=== Records provided ===
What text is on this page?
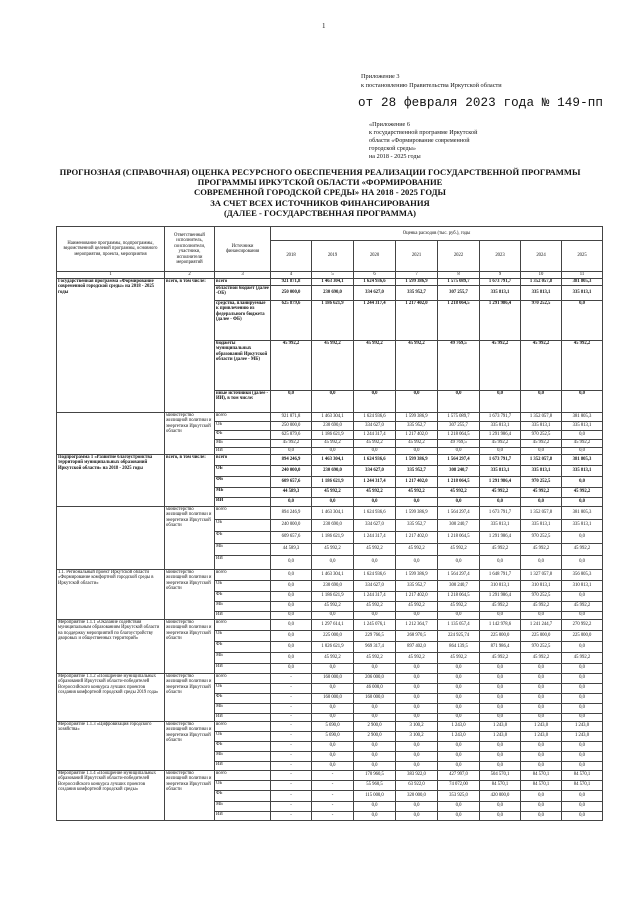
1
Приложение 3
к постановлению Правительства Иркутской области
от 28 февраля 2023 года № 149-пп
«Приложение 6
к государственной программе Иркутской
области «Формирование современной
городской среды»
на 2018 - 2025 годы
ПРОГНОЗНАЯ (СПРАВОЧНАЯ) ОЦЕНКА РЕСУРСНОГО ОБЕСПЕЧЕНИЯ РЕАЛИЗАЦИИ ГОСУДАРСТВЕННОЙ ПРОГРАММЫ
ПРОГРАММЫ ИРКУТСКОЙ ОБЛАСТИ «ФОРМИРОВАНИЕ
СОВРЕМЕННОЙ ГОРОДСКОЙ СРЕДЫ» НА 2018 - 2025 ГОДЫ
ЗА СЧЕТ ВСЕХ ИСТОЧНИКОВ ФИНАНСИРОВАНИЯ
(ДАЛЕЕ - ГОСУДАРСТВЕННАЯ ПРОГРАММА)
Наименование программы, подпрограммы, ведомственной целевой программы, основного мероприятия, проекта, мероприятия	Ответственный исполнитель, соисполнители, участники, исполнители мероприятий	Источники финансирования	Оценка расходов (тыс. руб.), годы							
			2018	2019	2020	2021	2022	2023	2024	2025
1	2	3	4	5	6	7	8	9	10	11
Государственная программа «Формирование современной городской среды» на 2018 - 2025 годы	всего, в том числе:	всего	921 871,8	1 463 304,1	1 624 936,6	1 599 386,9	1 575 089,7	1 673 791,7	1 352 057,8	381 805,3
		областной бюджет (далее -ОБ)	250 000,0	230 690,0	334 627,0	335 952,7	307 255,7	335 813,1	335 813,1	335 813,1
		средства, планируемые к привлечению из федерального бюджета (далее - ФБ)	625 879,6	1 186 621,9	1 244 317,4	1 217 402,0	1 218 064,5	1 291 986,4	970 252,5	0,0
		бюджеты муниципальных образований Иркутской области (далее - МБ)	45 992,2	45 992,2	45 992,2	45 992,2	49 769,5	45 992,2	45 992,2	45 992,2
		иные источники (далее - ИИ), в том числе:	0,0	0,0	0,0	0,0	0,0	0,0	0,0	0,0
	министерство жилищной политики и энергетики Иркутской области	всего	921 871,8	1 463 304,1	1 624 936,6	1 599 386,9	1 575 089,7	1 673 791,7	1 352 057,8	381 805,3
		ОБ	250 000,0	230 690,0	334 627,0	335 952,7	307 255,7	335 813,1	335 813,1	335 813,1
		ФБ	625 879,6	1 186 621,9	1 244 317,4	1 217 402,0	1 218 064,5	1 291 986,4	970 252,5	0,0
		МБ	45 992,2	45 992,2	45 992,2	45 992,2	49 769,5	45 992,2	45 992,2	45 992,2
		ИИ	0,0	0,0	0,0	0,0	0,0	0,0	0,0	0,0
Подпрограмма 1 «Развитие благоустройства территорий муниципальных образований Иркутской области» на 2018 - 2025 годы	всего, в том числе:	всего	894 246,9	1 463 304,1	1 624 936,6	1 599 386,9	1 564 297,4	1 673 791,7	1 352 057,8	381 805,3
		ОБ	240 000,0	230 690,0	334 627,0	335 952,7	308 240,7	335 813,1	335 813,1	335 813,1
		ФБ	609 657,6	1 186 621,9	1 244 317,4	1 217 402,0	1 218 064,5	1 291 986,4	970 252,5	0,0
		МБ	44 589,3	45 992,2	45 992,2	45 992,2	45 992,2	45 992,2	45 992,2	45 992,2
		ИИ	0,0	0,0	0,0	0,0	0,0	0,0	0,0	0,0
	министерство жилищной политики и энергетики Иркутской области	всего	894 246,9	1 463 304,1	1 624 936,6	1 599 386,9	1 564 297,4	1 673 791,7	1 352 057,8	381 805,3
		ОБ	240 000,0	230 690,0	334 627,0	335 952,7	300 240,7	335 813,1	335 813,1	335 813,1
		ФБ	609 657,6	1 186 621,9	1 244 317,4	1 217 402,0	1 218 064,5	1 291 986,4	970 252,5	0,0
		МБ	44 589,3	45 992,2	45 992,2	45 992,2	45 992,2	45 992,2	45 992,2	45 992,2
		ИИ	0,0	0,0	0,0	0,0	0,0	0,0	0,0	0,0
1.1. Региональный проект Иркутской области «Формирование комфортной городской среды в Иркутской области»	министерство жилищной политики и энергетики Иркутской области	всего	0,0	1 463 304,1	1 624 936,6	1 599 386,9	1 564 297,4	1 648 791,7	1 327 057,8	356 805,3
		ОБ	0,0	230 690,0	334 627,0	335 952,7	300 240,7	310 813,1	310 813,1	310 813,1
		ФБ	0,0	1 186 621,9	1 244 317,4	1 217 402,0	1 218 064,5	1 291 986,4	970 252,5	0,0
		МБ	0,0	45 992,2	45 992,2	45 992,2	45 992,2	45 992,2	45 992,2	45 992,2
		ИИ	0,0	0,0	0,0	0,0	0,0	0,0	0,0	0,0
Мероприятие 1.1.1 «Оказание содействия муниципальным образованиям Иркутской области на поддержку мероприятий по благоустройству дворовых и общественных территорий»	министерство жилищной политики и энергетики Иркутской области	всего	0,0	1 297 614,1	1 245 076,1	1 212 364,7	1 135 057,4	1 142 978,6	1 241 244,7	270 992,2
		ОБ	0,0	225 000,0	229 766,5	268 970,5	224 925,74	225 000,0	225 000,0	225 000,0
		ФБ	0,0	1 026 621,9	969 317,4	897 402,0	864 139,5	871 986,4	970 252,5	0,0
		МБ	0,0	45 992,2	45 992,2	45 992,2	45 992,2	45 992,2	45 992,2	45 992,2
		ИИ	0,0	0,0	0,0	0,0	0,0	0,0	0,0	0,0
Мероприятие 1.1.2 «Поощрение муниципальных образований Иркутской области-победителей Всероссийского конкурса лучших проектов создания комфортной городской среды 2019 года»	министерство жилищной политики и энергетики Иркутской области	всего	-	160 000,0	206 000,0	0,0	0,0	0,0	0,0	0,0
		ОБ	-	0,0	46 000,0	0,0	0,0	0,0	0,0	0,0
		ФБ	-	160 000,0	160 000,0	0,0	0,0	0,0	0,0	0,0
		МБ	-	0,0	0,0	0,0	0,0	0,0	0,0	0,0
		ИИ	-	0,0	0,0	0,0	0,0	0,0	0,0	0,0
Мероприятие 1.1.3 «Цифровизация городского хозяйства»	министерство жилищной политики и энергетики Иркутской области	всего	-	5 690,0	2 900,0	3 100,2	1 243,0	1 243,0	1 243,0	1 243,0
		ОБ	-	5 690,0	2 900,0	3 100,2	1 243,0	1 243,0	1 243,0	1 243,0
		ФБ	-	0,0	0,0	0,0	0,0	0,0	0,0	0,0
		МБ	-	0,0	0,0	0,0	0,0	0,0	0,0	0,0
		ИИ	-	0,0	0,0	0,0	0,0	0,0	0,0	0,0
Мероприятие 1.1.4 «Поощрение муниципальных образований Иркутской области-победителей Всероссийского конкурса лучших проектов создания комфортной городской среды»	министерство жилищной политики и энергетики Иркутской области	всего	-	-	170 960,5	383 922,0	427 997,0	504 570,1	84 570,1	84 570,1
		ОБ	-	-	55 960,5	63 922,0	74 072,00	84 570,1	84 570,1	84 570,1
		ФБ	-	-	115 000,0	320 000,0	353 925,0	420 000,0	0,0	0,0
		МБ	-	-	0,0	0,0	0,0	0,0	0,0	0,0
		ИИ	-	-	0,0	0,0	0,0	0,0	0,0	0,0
===
Each entry above should be reproduced exactly, with the pictures removed.

Answer to this problem ::
What text is on this page?
1
Приложение 3
к постановлению Правительства Иркутской области
от 28 февраля 2023 года № 149-пп
«Приложение 6
к государственной программе Иркутской
области «Формирование современной
городской среды»
на 2018 - 2025 годы
ПРОГНОЗНАЯ (СПРАВОЧНАЯ) ОЦЕНКА РЕСУРСНОГО ОБЕСПЕЧЕНИЯ РЕАЛИЗАЦИИ ГОСУДАРСТВЕННОЙ ПРОГРАММЫ
ПРОГРАММЫ ИРКУТСКОЙ ОБЛАСТИ «ФОРМИРОВАНИЕ
СОВРЕМЕННОЙ ГОРОДСКОЙ СРЕДЫ» НА 2018 - 2025 ГОДЫ
ЗА СЧЕТ ВСЕХ ИСТОЧНИКОВ ФИНАНСИРОВАНИЯ
(ДАЛЕЕ - ГОСУДАРСТВЕННАЯ ПРОГРАММА)
Наименование программы, подпрограммы, ведомственной целевой программы, основного мероприятия, проекта, мероприятия	Ответственный исполнитель, соисполнители, участники, исполнители мероприятий	Источники финансирования	Оценка расходов (тыс. руб.), годы							
			2018	2019	2020	2021	2022	2023	2024	2025
1	2	3	4	5	6	7	8	9	10	11
Государственная программа «Формирование современной городской среды» на 2018 - 2025 годы	всего, в том числе:	всего	921 871,8	1 463 304,1	1 624 936,6	1 599 386,9	1 575 089,7	1 673 791,7	1 352 057,8	381 805,3
		областной бюджет (далее -ОБ)	250 000,0	230 690,0	334 627,0	335 952,7	307 255,7	335 813,1	335 813,1	335 813,1
		средства, планируемые к привлечению из федерального бюджета (далее - ФБ)	625 879,6	1 186 621,9	1 244 317,4	1 217 402,0	1 218 064,5	1 291 986,4	970 252,5	0,0
		бюджеты муниципальных образований Иркутской области (далее - МБ)	45 992,2	45 992,2	45 992,2	45 992,2	49 769,5	45 992,2	45 992,2	45 992,2
		иные источники (далее - ИИ), в том числе:	0,0	0,0	0,0	0,0	0,0	0,0	0,0	0,0
	министерство жилищной политики и энергетики Иркутской области	всего	921 871,8	1 463 304,1	1 624 936,6	1 599 386,9	1 575 089,7	1 673 791,7	1 352 057,8	381 805,3
		ОБ	250 000,0	230 690,0	334 627,0	335 952,7	307 255,7	335 813,1	335 813,1	335 813,1
		ФБ	625 879,6	1 186 621,9	1 244 317,4	1 217 402,0	1 218 064,5	1 291 986,4	970 252,5	0,0
		МБ	45 992,2	45 992,2	45 992,2	45 992,2	49 769,5	45 992,2	45 992,2	45 992,2
		ИИ	0,0	0,0	0,0	0,0	0,0	0,0	0,0	0,0
Подпрограмма 1 «Развитие благоустройства территорий муниципальных образований Иркутской области» на 2018 - 2025 годы	всего, в том числе:	всего	894 246,9	1 463 304,1	1 624 936,6	1 599 386,9	1 564 297,4	1 673 791,7	1 352 057,8	381 805,3
		ОБ	240 000,0	230 690,0	334 627,0	335 952,7	308 240,7	335 813,1	335 813,1	335 813,1
		ФБ	609 657,6	1 186 621,9	1 244 317,4	1 217 402,0	1 218 064,5	1 291 986,4	970 252,5	0,0
		МБ	44 589,3	45 992,2	45 992,2	45 992,2	45 992,2	45 992,2	45 992,2	45 992,2
		ИИ	0,0	0,0	0,0	0,0	0,0	0,0	0,0	0,0
	министерство жилищной политики и энергетики Иркутской области	всего	894 246,9	1 463 304,1	1 624 936,6	1 599 386,9	1 564 297,4	1 673 791,7	1 352 057,8	381 805,3
		ОБ	240 000,0	230 690,0	334 627,0	335 952,7	300 240,7	335 813,1	335 813,1	335 813,1
		ФБ	609 657,6	1 186 621,9	1 244 317,4	1 217 402,0	1 218 064,5	1 291 986,4	970 252,5	0,0
		МБ	44 589,3	45 992,2	45 992,2	45 992,2	45 992,2	45 992,2	45 992,2	45 992,2
		ИИ	0,0	0,0	0,0	0,0	0,0	0,0	0,0	0,0
1.1. Региональный проект Иркутской области «Формирование комфортной городской среды в Иркутской области»	министерство жилищной политики и энергетики Иркутской области	всего	0,0	1 463 304,1	1 624 936,6	1 599 386,9	1 564 297,4	1 648 791,7	1 327 057,8	356 805,3
		ОБ	0,0	230 690,0	334 627,0	335 952,7	300 240,7	310 813,1	310 813,1	310 813,1
		ФБ	0,0	1 186 621,9	1 244 317,4	1 217 402,0	1 218 064,5	1 291 986,4	970 252,5	0,0
		МБ	0,0	45 992,2	45 992,2	45 992,2	45 992,2	45 992,2	45 992,2	45 992,2
		ИИ	0,0	0,0	0,0	0,0	0,0	0,0	0,0	0,0
Мероприятие 1.1.1 «Оказание содействия муниципальным образованиям Иркутской области на поддержку мероприятий по благоустройству дворовых и общественных территорий»	министерство жилищной политики и энергетики Иркутской области	всего	0,0	1 297 614,1	1 245 076,1	1 212 364,7	1 135 057,4	1 142 978,6	1 241 244,7	270 992,2
		ОБ	0,0	225 000,0	229 766,5	268 970,5	224 925,74	225 000,0	225 000,0	225 000,0
		ФБ	0,0	1 026 621,9	969 317,4	897 402,0	864 139,5	871 986,4	970 252,5	0,0
		МБ	0,0	45 992,2	45 992,2	45 992,2	45 992,2	45 992,2	45 992,2	45 992,2
		ИИ	0,0	0,0	0,0	0,0	0,0	0,0	0,0	0,0
Мероприятие 1.1.2 «Поощрение муниципальных образований Иркутской области-победителей Всероссийского конкурса лучших проектов создания комфортной городской среды 2019 года»	министерство жилищной политики и энергетики Иркутской области	всего	-	160 000,0	206 000,0	0,0	0,0	0,0	0,0	0,0
		ОБ	-	0,0	46 000,0	0,0	0,0	0,0	0,0	0,0
		ФБ	-	160 000,0	160 000,0	0,0	0,0	0,0	0,0	0,0
		МБ	-	0,0	0,0	0,0	0,0	0,0	0,0	0,0
		ИИ	-	0,0	0,0	0,0	0,0	0,0	0,0	0,0
Мероприятие 1.1.3 «Цифровизация городского хозяйства»	министерство жилищной политики и энергетики Иркутской области	всего	-	5 690,0	2 900,0	3 100,2	1 243,0	1 243,0	1 243,0	1 243,0
		ОБ	-	5 690,0	2 900,0	3 100,2	1 243,0	1 243,0	1 243,0	1 243,0
		ФБ	-	0,0	0,0	0,0	0,0	0,0	0,0	0,0
		МБ	-	0,0	0,0	0,0	0,0	0,0	0,0	0,0
		ИИ	-	0,0	0,0	0,0	0,0	0,0	0,0	0,0
Мероприятие 1.1.4 «Поощрение муниципальных образований Иркутской области-победителей Всероссийского конкурса лучших проектов создания комфортной городской среды»	министерство жилищной политики и энергетики Иркутской области	всего	-	-	170 960,5	383 922,0	427 997,0	504 570,1	84 570,1	84 570,1
		ОБ	-	-	55 960,5	63 922,0	74 072,00	84 570,1	84 570,1	84 570,1
		ФБ	-	-	115 000,0	320 000,0	353 925,0	420 000,0	0,0	0,0
		МБ	-	-	0,0	0,0	0,0	0,0	0,0	0,0
		ИИ	-	-	0,0	0,0	0,0	0,0	0,0	0,0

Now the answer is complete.